Records for processing:

_____

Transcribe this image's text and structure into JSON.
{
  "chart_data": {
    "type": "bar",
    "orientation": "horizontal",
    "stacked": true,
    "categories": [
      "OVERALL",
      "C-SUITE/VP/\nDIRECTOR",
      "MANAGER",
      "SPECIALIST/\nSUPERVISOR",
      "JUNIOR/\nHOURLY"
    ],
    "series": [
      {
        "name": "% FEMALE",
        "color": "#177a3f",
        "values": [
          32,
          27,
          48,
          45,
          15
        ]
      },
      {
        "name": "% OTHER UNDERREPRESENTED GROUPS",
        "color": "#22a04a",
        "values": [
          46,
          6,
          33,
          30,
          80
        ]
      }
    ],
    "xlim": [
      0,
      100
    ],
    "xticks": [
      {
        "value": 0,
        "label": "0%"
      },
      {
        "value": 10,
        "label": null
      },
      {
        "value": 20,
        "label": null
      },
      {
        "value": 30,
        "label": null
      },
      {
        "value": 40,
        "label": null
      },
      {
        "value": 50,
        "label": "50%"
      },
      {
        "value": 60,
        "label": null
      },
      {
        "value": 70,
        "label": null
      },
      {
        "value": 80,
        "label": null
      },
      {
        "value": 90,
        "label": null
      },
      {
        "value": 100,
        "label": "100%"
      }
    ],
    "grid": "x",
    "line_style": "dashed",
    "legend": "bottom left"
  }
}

_____

Written instruction:
Every line holding "name" should be copied out.

Result for this exercise:
        "name": "% FEMALE",
        "name": "% OTHER UNDERREPRESENTED GROUPS",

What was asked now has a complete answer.